Your instructions :: Determine the number of lines that have the string "MOYEN" in them, and give only that number.

— start Data provided —

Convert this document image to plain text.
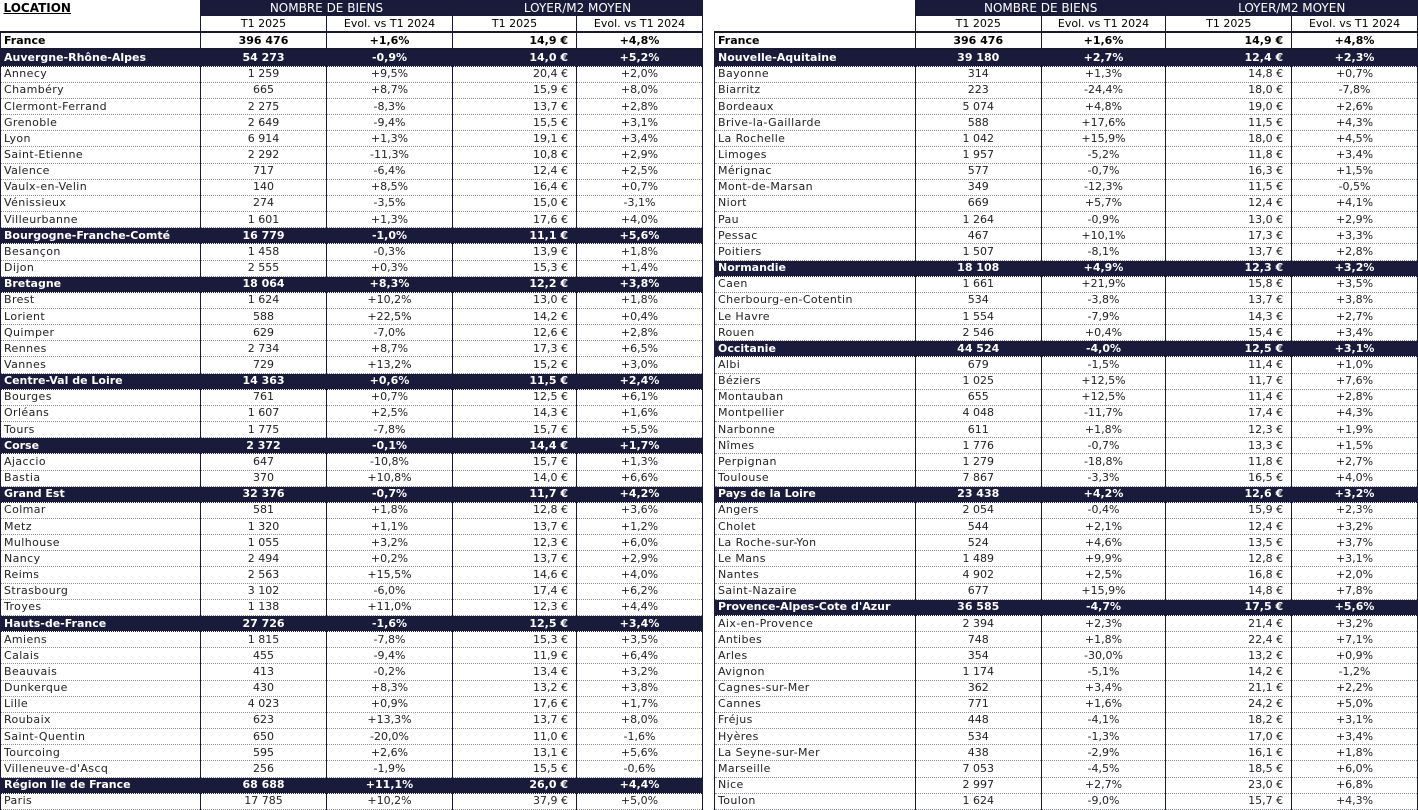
LOCATION	NOMBRE DE BIENS		LOYER/M2 MOYEN	
	T1 2025	Evol. vs T1 2024	T1 2025	Evol. vs T1 2024
France	396 476	+1,6%	14,9 €	+4,8%
Auvergne-Rhône-Alpes	54 273	-0,9%	14,0 €	+5,2%
Annecy	1 259	+9,5%	20,4 €	+2,0%
Chambéry	665	+8,7%	15,9 €	+8,0%
Clermont-Ferrand	2 275	-8,3%	13,7 €	+2,8%
Grenoble	2 649	-9,4%	15,5 €	+3,1%
Lyon	6 914	+1,3%	19,1 €	+3,4%
Saint-Etienne	2 292	-11,3%	10,8 €	+2,9%
Valence	717	-6,4%	12,4 €	+2,5%
Vaulx-en-Velin	140	+8,5%	16,4 €	+0,7%
Vénissieux	274	-3,5%	15,0 €	-3,1%
Villeurbanne	1 601	+1,3%	17,6 €	+4,0%
Bourgogne-Franche-Comté	16 779	-1,0%	11,1 €	+5,6%
Besançon	1 458	-0,3%	13,9 €	+1,8%
Dijon	2 555	+0,3%	15,3 €	+1,4%
Bretagne	18 064	+8,3%	12,2 €	+3,8%
Brest	1 624	+10,2%	13,0 €	+1,8%
Lorient	588	+22,5%	14,2 €	+0,4%
Quimper	629	-7,0%	12,6 €	+2,8%
Rennes	2 734	+8,7%	17,3 €	+6,5%
Vannes	729	+13,2%	15,2 €	+3,0%
Centre-Val de Loire	14 363	+0,6%	11,5 €	+2,4%
Bourges	761	+0,7%	12,5 €	+6,1%
Orléans	1 607	+2,5%	14,3 €	+1,6%
Tours	1 775	-7,8%	15,7 €	+5,5%
Corse	2 372	-0,1%	14,4 €	+1,7%
Ajaccio	647	-10,8%	15,7 €	+1,3%
Bastia	370	+10,8%	14,0 €	+6,6%
Grand Est	32 376	-0,7%	11,7 €	+4,2%
Colmar	581	+1,8%	12,8 €	+3,6%
Metz	1 320	+1,1%	13,7 €	+1,2%
Mulhouse	1 055	+3,2%	12,3 €	+6,0%
Nancy	2 494	+0,2%	13,7 €	+2,9%
Reims	2 563	+15,5%	14,6 €	+4,0%
Strasbourg	3 102	-6,0%	17,4 €	+6,2%
Troyes	1 138	+11,0%	12,3 €	+4,4%
Hauts-de-France	27 726	-1,6%	12,5 €	+3,4%
Amiens	1 815	-7,8%	15,3 €	+3,5%
Calais	455	-9,4%	11,9 €	+6,4%
Beauvais	413	-0,2%	13,4 €	+3,2%
Dunkerque	430	+8,3%	13,2 €	+3,8%
Lille	4 023	+0,9%	17,6 €	+1,7%
Roubaix	623	+13,3%	13,7 €	+8,0%
Saint-Quentin	650	-20,0%	11,0 €	-1,6%
Tourcoing	595	+2,6%	13,1 €	+5,6%
Villeneuve-d'Ascq	256	-1,9%	15,5 €	-0,6%
Région Ile de France	68 688	+11,1%	26,0 €	+4,4%
Paris	17 785	+10,2%	37,9 €	+5,0%
	NOMBRE DE BIENS		LOYER/M2 MOYEN	
	T1 2025	Evol. vs T1 2024	T1 2025	Evol. vs T1 2024
France	396 476	+1,6%	14,9 €	+4,8%
Nouvelle-Aquitaine	39 180	+2,7%	12,4 €	+2,3%
Bayonne	314	+1,3%	14,8 €	+0,7%
Biarritz	223	-24,4%	18,0 €	-7,8%
Bordeaux	5 074	+4,8%	19,0 €	+2,6%
Brive-la-Gaillarde	588	+17,6%	11,5 €	+4,3%
La Rochelle	1 042	+15,9%	18,0 €	+4,5%
Limoges	1 957	-5,2%	11,8 €	+3,4%
Mérignac	577	-0,7%	16,3 €	+1,5%
Mont-de-Marsan	349	-12,3%	11,5 €	-0,5%
Niort	669	+5,7%	12,4 €	+4,1%
Pau	1 264	-0,9%	13,0 €	+2,9%
Pessac	467	+10,1%	17,3 €	+3,3%
Poitiers	1 507	-8,1%	13,7 €	+2,8%
Normandie	18 108	+4,9%	12,3 €	+3,2%
Caen	1 661	+21,9%	15,8 €	+3,5%
Cherbourg-en-Cotentin	534	-3,8%	13,7 €	+3,8%
Le Havre	1 554	-7,9%	14,3 €	+2,7%
Rouen	2 546	+0,4%	15,4 €	+3,4%
Occitanie	44 524	-4,0%	12,5 €	+3,1%
Albi	679	-1,5%	11,4 €	+1,0%
Béziers	1 025	+12,5%	11,7 €	+7,6%
Montauban	655	+12,5%	11,4 €	+2,8%
Montpellier	4 048	-11,7%	17,4 €	+4,3%
Narbonne	611	+1,8%	12,3 €	+1,9%
Nîmes	1 776	-0,7%	13,3 €	+1,5%
Perpignan	1 279	-18,8%	11,8 €	+2,7%
Toulouse	7 867	-3,3%	16,5 €	+4,0%
Pays de la Loire	23 438	+4,2%	12,6 €	+3,2%
Angers	2 054	-0,4%	15,9 €	+2,3%
Cholet	544	+2,1%	12,4 €	+3,2%
La Roche-sur-Yon	524	+4,6%	13,5 €	+3,7%
Le Mans	1 489	+9,9%	12,8 €	+3,1%
Nantes	4 902	+2,5%	16,8 €	+2,0%
Saint-Nazaire	677	+15,9%	14,8 €	+7,8%
Provence-Alpes-Cote d'Azur	36 585	-4,7%	17,5 €	+5,6%
Aix-en-Provence	2 394	+2,3%	21,4 €	+3,2%
Antibes	748	+1,8%	22,4 €	+7,1%
Arles	354	-30,0%	13,2 €	+0,9%
Avignon	1 174	-5,1%	14,2 €	-1,2%
Cagnes-sur-Mer	362	+3,4%	21,1 €	+2,2%
Cannes	771	+1,6%	24,2 €	+5,0%
Fréjus	448	-4,1%	18,2 €	+3,1%
Hyères	534	-1,3%	17,0 €	+3,4%
La Seyne-sur-Mer	438	-2,9%	16,1 €	+1,8%
Marseille	7 053	-4,5%	18,5 €	+6,0%
Nice	2 997	+2,7%	23,0 €	+6,8%
Toulon	1 624	-9,0%	15,7 €	+4,3%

— end Data provided —

Result for this exercise :: 2